Records from a dataset
—————
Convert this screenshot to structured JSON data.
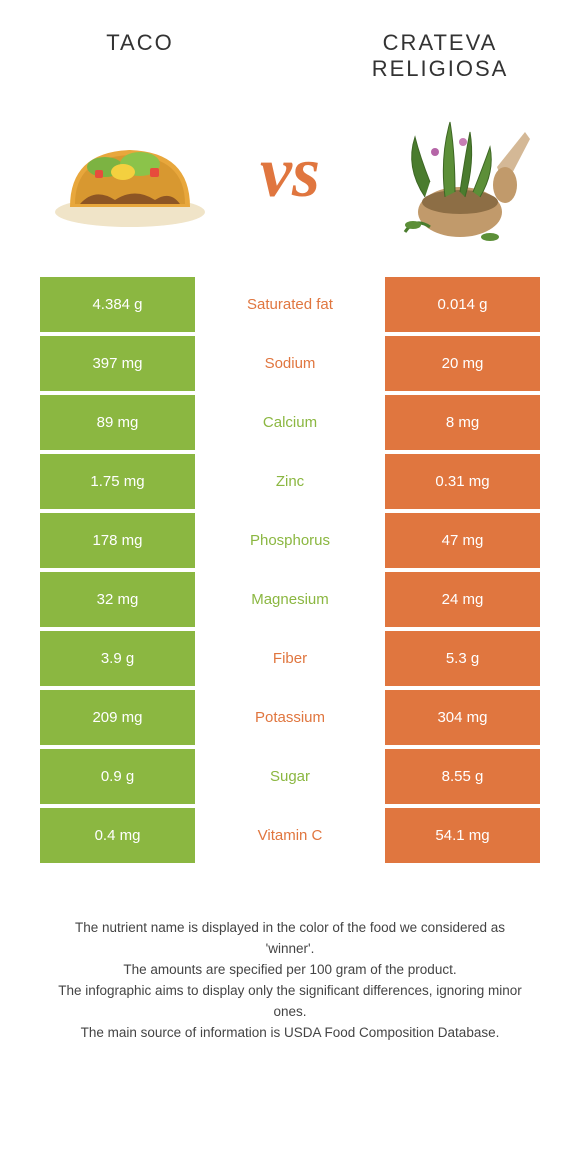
{
  "foods": {
    "left": "TACO",
    "right": "CRATEVA RELIGIOSA"
  },
  "vs": "vs",
  "colors": {
    "leftBg": "#8BB741",
    "rightBg": "#E0763F",
    "leftText": "#8BB741",
    "rightText": "#E0763F",
    "bodyText": "#444444"
  },
  "rows": [
    {
      "label": "Saturated fat",
      "left": "4.384 g",
      "right": "0.014 g",
      "winner": "right"
    },
    {
      "label": "Sodium",
      "left": "397 mg",
      "right": "20 mg",
      "winner": "right"
    },
    {
      "label": "Calcium",
      "left": "89 mg",
      "right": "8 mg",
      "winner": "left"
    },
    {
      "label": "Zinc",
      "left": "1.75 mg",
      "right": "0.31 mg",
      "winner": "left"
    },
    {
      "label": "Phosphorus",
      "left": "178 mg",
      "right": "47 mg",
      "winner": "left"
    },
    {
      "label": "Magnesium",
      "left": "32 mg",
      "right": "24 mg",
      "winner": "left"
    },
    {
      "label": "Fiber",
      "left": "3.9 g",
      "right": "5.3 g",
      "winner": "right"
    },
    {
      "label": "Potassium",
      "left": "209 mg",
      "right": "304 mg",
      "winner": "right"
    },
    {
      "label": "Sugar",
      "left": "0.9 g",
      "right": "8.55 g",
      "winner": "left"
    },
    {
      "label": "Vitamin C",
      "left": "0.4 mg",
      "right": "54.1 mg",
      "winner": "right"
    }
  ],
  "footer": {
    "line1": "The nutrient name is displayed in the color of the food we considered as 'winner'.",
    "line2": "The amounts are specified per 100 gram of the product.",
    "line3": "The infographic aims to display only the significant differences, ignoring minor ones.",
    "line4": "The main source of information is USDA Food Composition Database."
  }
}
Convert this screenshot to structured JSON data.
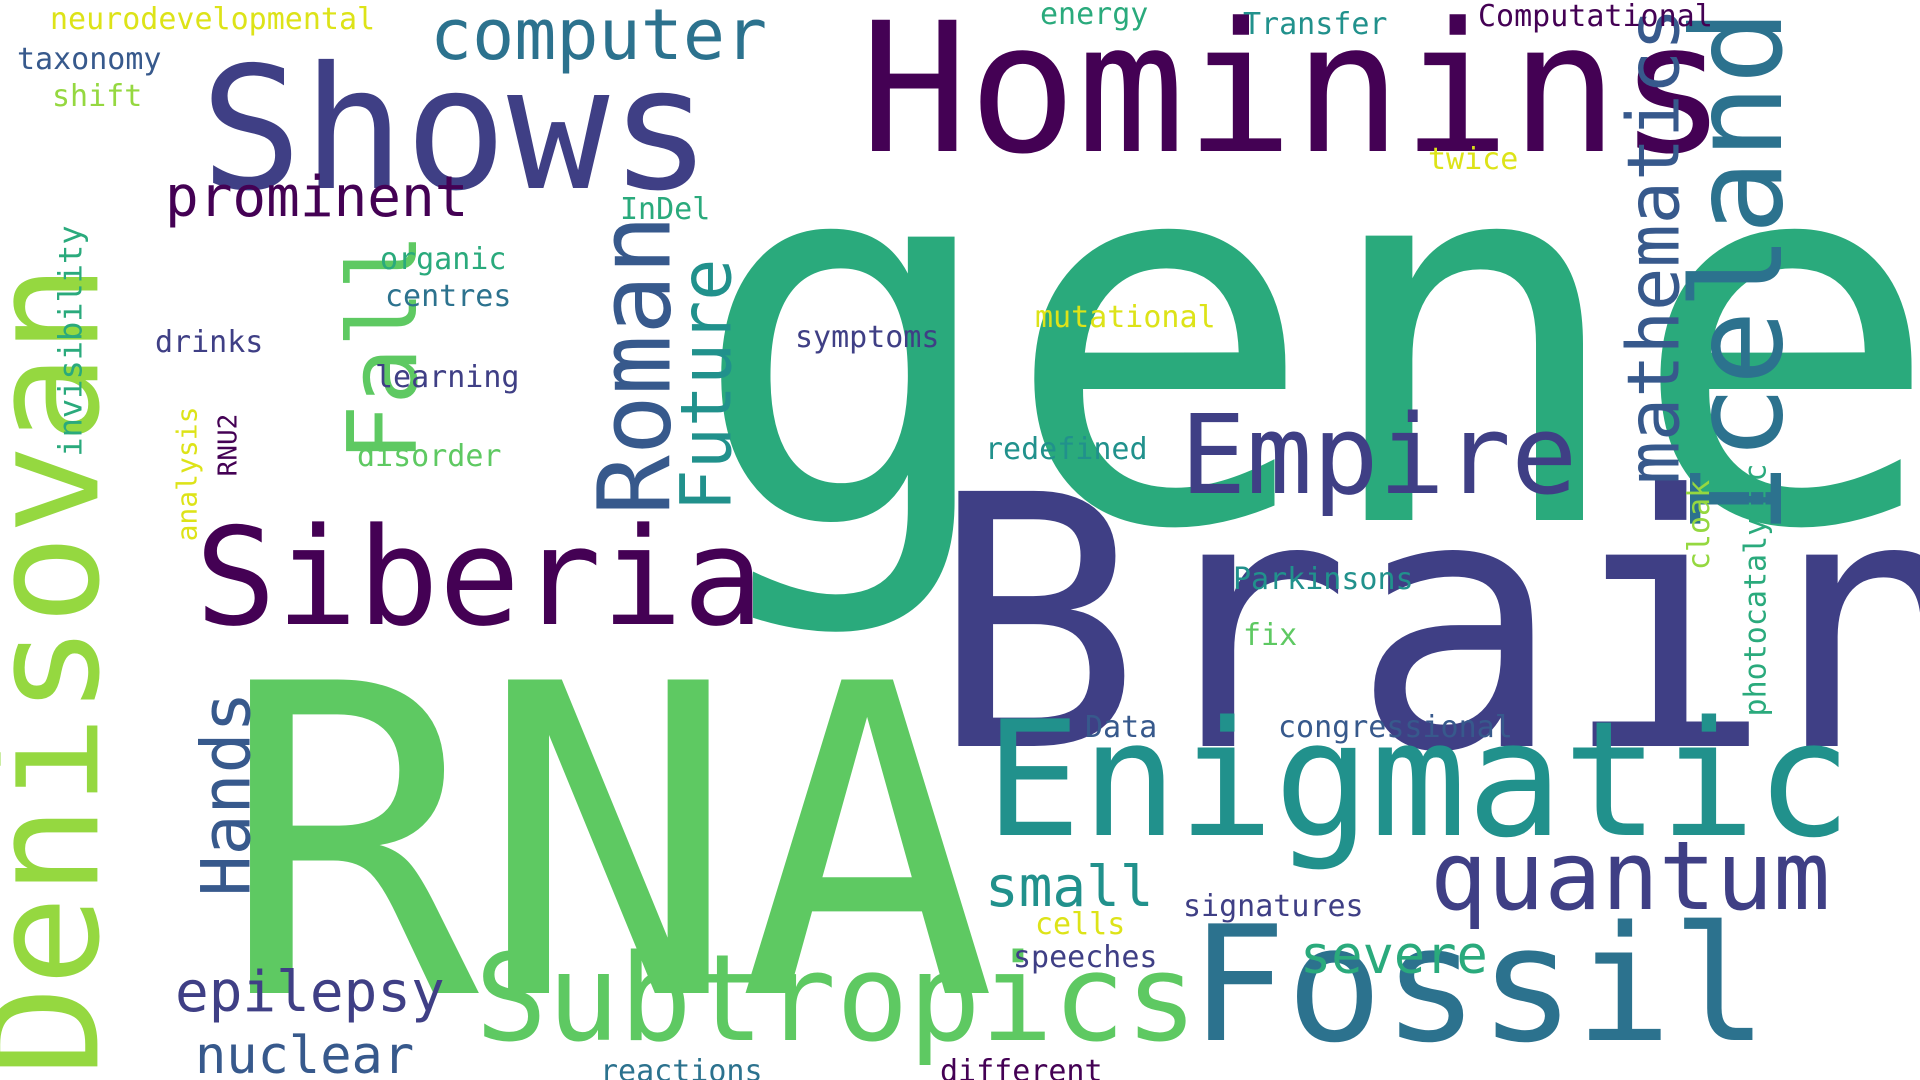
{
  "colors": {
    "background": "#ffffff",
    "dark_purple": "#440154",
    "indigo": "#3f3f85",
    "slate_blue": "#37598c",
    "steel_blue": "#2c728e",
    "teal": "#21918c",
    "green_teal": "#2aaa7c",
    "green": "#5ec962",
    "lime": "#95d840",
    "yellow": "#dde318"
  },
  "words": {
    "gene": "gene",
    "rna": "RNA",
    "brain": "Brain",
    "hominins": "Hominins",
    "shows": "Shows",
    "enigmatic": "Enigmatic",
    "fossil": "Fossil",
    "siberia": "Siberia",
    "subtropics": "Subtropics",
    "empire": "Empire",
    "quantum": "quantum",
    "computer": "computer",
    "prominent": "prominent",
    "epilepsy": "epilepsy",
    "nuclear": "nuclear",
    "small": "small",
    "severe": "severe",
    "denisovan": "Denisovan",
    "iceland": "Iceland",
    "mathematics": "mathematics",
    "roman": "Roman",
    "fall": "Fall",
    "future": "Future",
    "hands": "Hands",
    "invisibility": "invisibility",
    "analysis": "analysis",
    "rnu2": "RNU2",
    "cloak": "cloak",
    "photocatalytic": "photocatalytic",
    "neurodevelopmental": "neurodevelopmental",
    "taxonomy": "taxonomy",
    "shift": "shift",
    "energy": "energy",
    "transfer": "Transfer",
    "computational": "Computational",
    "twice": "twice",
    "indel": "InDel",
    "organic": "organic",
    "centres": "centres",
    "drinks": "drinks",
    "symptoms": "symptoms",
    "mutational": "mutational",
    "learning": "learning",
    "redefined": "redefined",
    "disorder": "disorder",
    "parkinsons": "Parkinsons",
    "fix": "fix",
    "data": "Data",
    "congressional": "congressional",
    "signatures": "signatures",
    "cells": "cells",
    "speeches": "speeches",
    "reactions": "reactions",
    "different": "different"
  }
}
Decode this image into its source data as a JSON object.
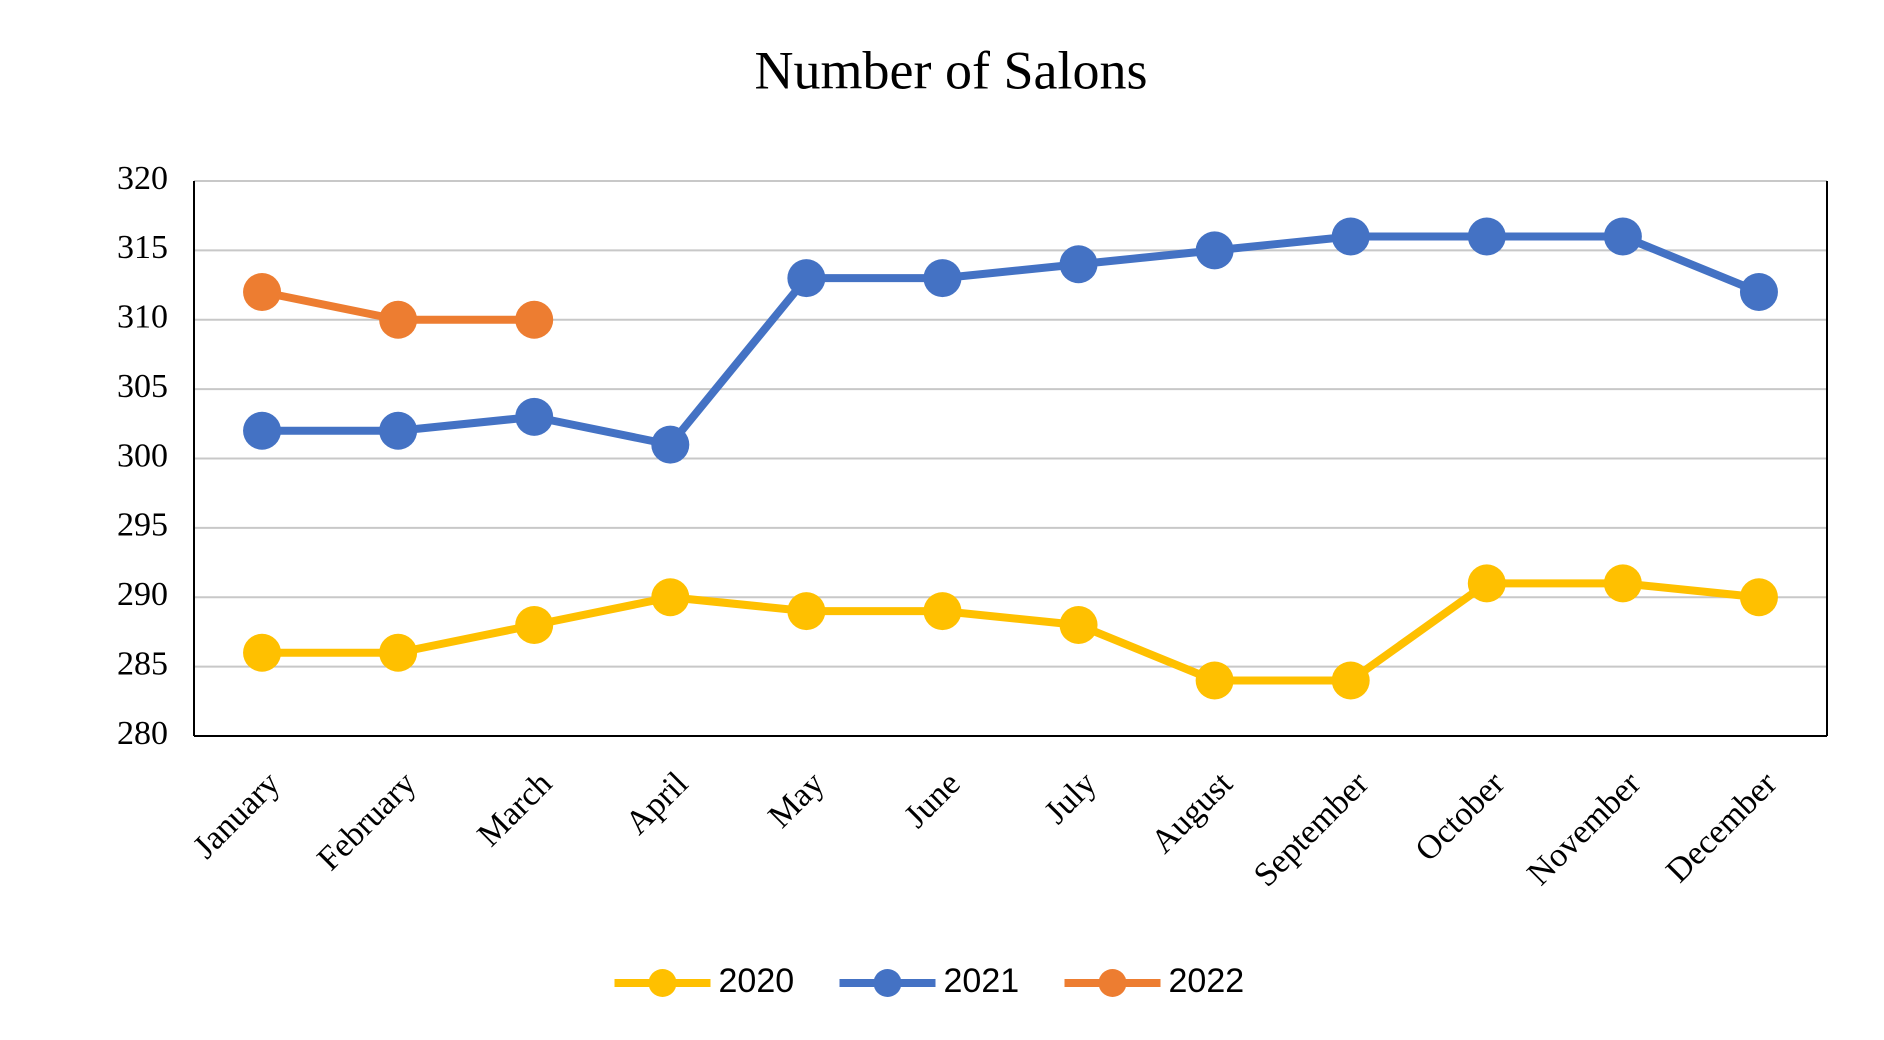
{
  "chart_data": {
    "type": "line",
    "title": "Number of Salons",
    "categories": [
      "January",
      "February",
      "March",
      "April",
      "May",
      "June",
      "July",
      "August",
      "September",
      "October",
      "November",
      "December"
    ],
    "series": [
      {
        "name": "2020",
        "color": "#FFC000",
        "values": [
          286,
          286,
          288,
          290,
          289,
          289,
          288,
          284,
          284,
          291,
          291,
          290
        ]
      },
      {
        "name": "2021",
        "color": "#4472C4",
        "values": [
          302,
          302,
          303,
          301,
          313,
          313,
          314,
          315,
          316,
          316,
          316,
          312
        ]
      },
      {
        "name": "2022",
        "color": "#ED7D31",
        "values": [
          312,
          310,
          310,
          null,
          null,
          null,
          null,
          null,
          null,
          null,
          null,
          null
        ]
      }
    ],
    "ylim": [
      280,
      320
    ],
    "yticks": [
      280,
      285,
      290,
      295,
      300,
      305,
      310,
      315,
      320
    ],
    "grid": true,
    "legend": "bottom"
  }
}
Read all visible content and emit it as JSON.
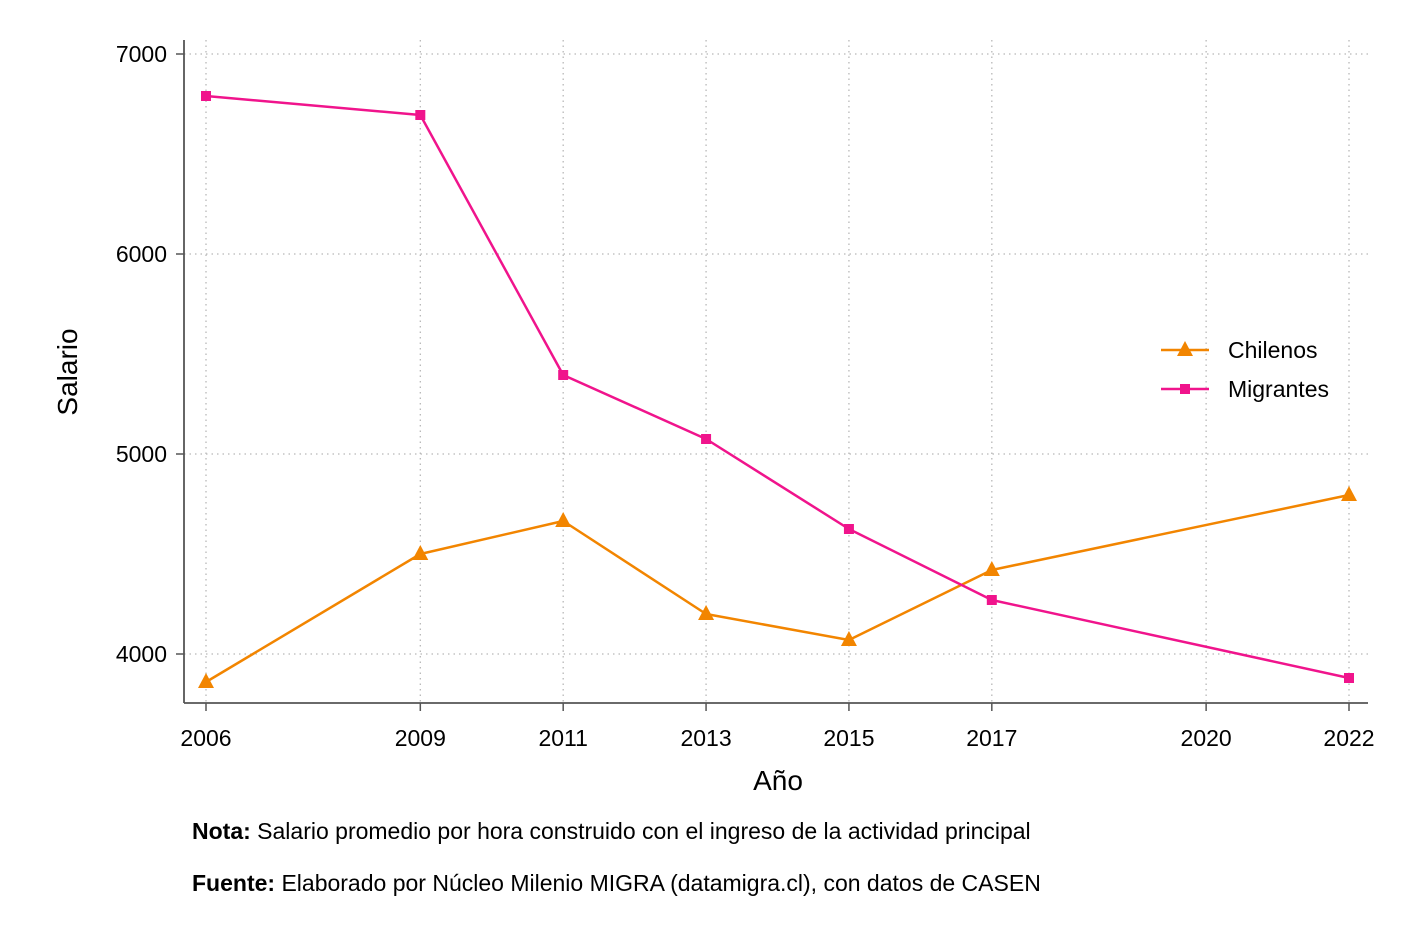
{
  "chart_data": {
    "type": "line",
    "x": [
      2006,
      2009,
      2011,
      2013,
      2015,
      2017,
      2022
    ],
    "x_ticks": [
      2006,
      2009,
      2011,
      2013,
      2015,
      2017,
      2020,
      2022
    ],
    "xlim": [
      2005.7,
      2022.3
    ],
    "ylim": [
      3750,
      7000
    ],
    "y_ticks": [
      4000,
      5000,
      6000,
      7000
    ],
    "xlabel": "Año",
    "ylabel": "Salario",
    "grid": true,
    "legend_position": "right",
    "series": [
      {
        "name": "Chilenos",
        "color": "#F28500",
        "marker": "triangle",
        "values": [
          3860,
          4500,
          4665,
          4200,
          4070,
          4420,
          4795
        ]
      },
      {
        "name": "Migrantes",
        "color": "#F0148C",
        "marker": "square",
        "values": [
          6790,
          6695,
          5395,
          5075,
          4625,
          4270,
          3880
        ]
      }
    ]
  },
  "notes": {
    "note_label": "Nota:",
    "note_text": " Salario promedio por hora construido con el ingreso de la actividad principal",
    "source_label": "Fuente:",
    "source_text": " Elaborado por Núcleo Milenio MIGRA (datamigra.cl), con datos de CASEN"
  }
}
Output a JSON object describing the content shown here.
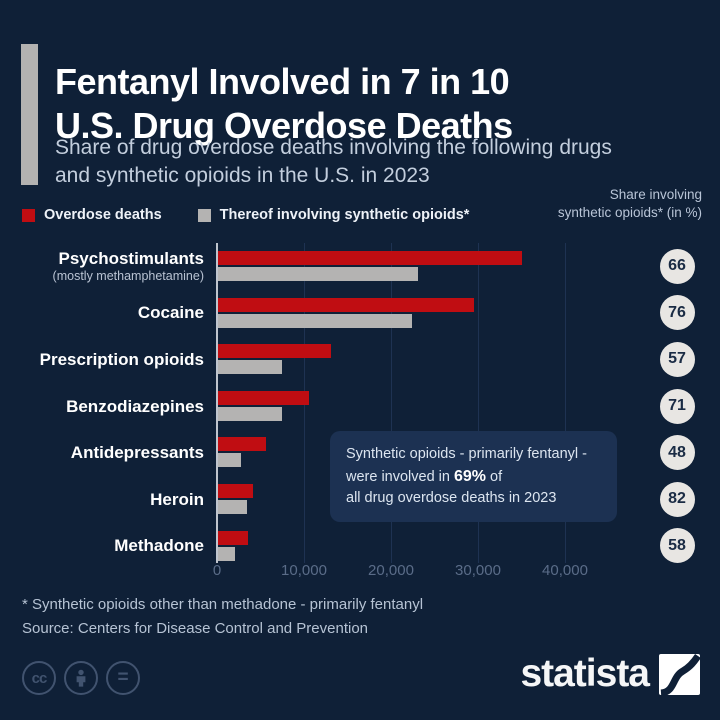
—————
Return every line of the records exactly as given, pictures excluded.

→ Answer to this problem
Convert this screenshot to structured JSON data.
{
  "foods": {
    "left": "TACO",
    "right": "CRATEVA RELIGIOSA"
  },
  "vs": "vs",
  "colors": {
    "leftBg": "#8BB741",
    "rightBg": "#E0763F",
    "leftText": "#8BB741",
    "rightText": "#E0763F",
    "bodyText": "#444444"
  },
  "rows": [
    {
      "label": "Saturated fat",
      "left": "4.384 g",
      "right": "0.014 g",
      "winner": "right"
    },
    {
      "label": "Sodium",
      "left": "397 mg",
      "right": "20 mg",
      "winner": "right"
    },
    {
      "label": "Calcium",
      "left": "89 mg",
      "right": "8 mg",
      "winner": "left"
    },
    {
      "label": "Zinc",
      "left": "1.75 mg",
      "right": "0.31 mg",
      "winner": "left"
    },
    {
      "label": "Phosphorus",
      "left": "178 mg",
      "right": "47 mg",
      "winner": "left"
    },
    {
      "label": "Magnesium",
      "left": "32 mg",
      "right": "24 mg",
      "winner": "left"
    },
    {
      "label": "Fiber",
      "left": "3.9 g",
      "right": "5.3 g",
      "winner": "right"
    },
    {
      "label": "Potassium",
      "left": "209 mg",
      "right": "304 mg",
      "winner": "right"
    },
    {
      "label": "Sugar",
      "left": "0.9 g",
      "right": "8.55 g",
      "winner": "left"
    },
    {
      "label": "Vitamin C",
      "left": "0.4 mg",
      "right": "54.1 mg",
      "winner": "right"
    }
  ],
  "footer": {
    "line1": "The nutrient name is displayed in the color of the food we considered as 'winner'.",
    "line2": "The amounts are specified per 100 gram of the product.",
    "line3": "The infographic aims to display only the significant differences, ignoring minor ones.",
    "line4": "The main source of information is USDA Food Composition Database."
  }
}
Convert this screenshot to structured JSON data.
{
  "colors": {
    "background": "#ffffff",
    "dark_purple": "#440154",
    "indigo": "#3f3f85",
    "slate_blue": "#37598c",
    "steel_blue": "#2c728e",
    "teal": "#21918c",
    "green_teal": "#2aaa7c",
    "green": "#5ec962",
    "lime": "#95d840",
    "yellow": "#dde318"
  },
  "words": {
    "gene": "gene",
    "rna": "RNA",
    "brain": "Brain",
    "hominins": "Hominins",
    "shows": "Shows",
    "enigmatic": "Enigmatic",
    "fossil": "Fossil",
    "siberia": "Siberia",
    "subtropics": "Subtropics",
    "empire": "Empire",
    "quantum": "quantum",
    "computer": "computer",
    "prominent": "prominent",
    "epilepsy": "epilepsy",
    "nuclear": "nuclear",
    "small": "small",
    "severe": "severe",
    "denisovan": "Denisovan",
    "iceland": "Iceland",
    "mathematics": "mathematics",
    "roman": "Roman",
    "fall": "Fall",
    "future": "Future",
    "hands": "Hands",
    "invisibility": "invisibility",
    "analysis": "analysis",
    "rnu2": "RNU2",
    "cloak": "cloak",
    "photocatalytic": "photocatalytic",
    "neurodevelopmental": "neurodevelopmental",
    "taxonomy": "taxonomy",
    "shift": "shift",
    "energy": "energy",
    "transfer": "Transfer",
    "computational": "Computational",
    "twice": "twice",
    "indel": "InDel",
    "organic": "organic",
    "centres": "centres",
    "drinks": "drinks",
    "symptoms": "symptoms",
    "mutational": "mutational",
    "learning": "learning",
    "redefined": "redefined",
    "disorder": "disorder",
    "parkinsons": "Parkinsons",
    "fix": "fix",
    "data": "Data",
    "congressional": "congressional",
    "signatures": "signatures",
    "cells": "cells",
    "speeches": "speeches",
    "reactions": "reactions",
    "different": "different"
  }
}
Decode this image into its source data as a JSON object.
{
  "chart_data": {
    "type": "line",
    "title": "Number of Salons",
    "categories": [
      "January",
      "February",
      "March",
      "April",
      "May",
      "June",
      "July",
      "August",
      "September",
      "October",
      "November",
      "December"
    ],
    "series": [
      {
        "name": "2020",
        "color": "#FFC000",
        "values": [
          286,
          286,
          288,
          290,
          289,
          289,
          288,
          284,
          284,
          291,
          291,
          290
        ]
      },
      {
        "name": "2021",
        "color": "#4472C4",
        "values": [
          302,
          302,
          303,
          301,
          313,
          313,
          314,
          315,
          316,
          316,
          316,
          312
        ]
      },
      {
        "name": "2022",
        "color": "#ED7D31",
        "values": [
          312,
          310,
          310,
          null,
          null,
          null,
          null,
          null,
          null,
          null,
          null,
          null
        ]
      }
    ],
    "ylim": [
      280,
      320
    ],
    "yticks": [
      280,
      285,
      290,
      295,
      300,
      305,
      310,
      315,
      320
    ],
    "grid": true,
    "legend": "bottom"
  }
}
Read all visible content and emit it as JSON.
{
  "chart_data": {
    "type": "line",
    "x": [
      2006,
      2009,
      2011,
      2013,
      2015,
      2017,
      2022
    ],
    "x_ticks": [
      2006,
      2009,
      2011,
      2013,
      2015,
      2017,
      2020,
      2022
    ],
    "xlim": [
      2005.7,
      2022.3
    ],
    "ylim": [
      3750,
      7000
    ],
    "y_ticks": [
      4000,
      5000,
      6000,
      7000
    ],
    "xlabel": "Año",
    "ylabel": "Salario",
    "grid": true,
    "legend_position": "right",
    "series": [
      {
        "name": "Chilenos",
        "color": "#F28500",
        "marker": "triangle",
        "values": [
          3860,
          4500,
          4665,
          4200,
          4070,
          4420,
          4795
        ]
      },
      {
        "name": "Migrantes",
        "color": "#F0148C",
        "marker": "square",
        "values": [
          6790,
          6695,
          5395,
          5075,
          4625,
          4270,
          3880
        ]
      }
    ]
  },
  "notes": {
    "note_label": "Nota:",
    "note_text": " Salario promedio por hora construido con el ingreso de la actividad principal",
    "source_label": "Fuente:",
    "source_text": " Elaborado por Núcleo Milenio MIGRA (datamigra.cl), con datos de CASEN"
  }
}
Output a JSON object describing the content shown here.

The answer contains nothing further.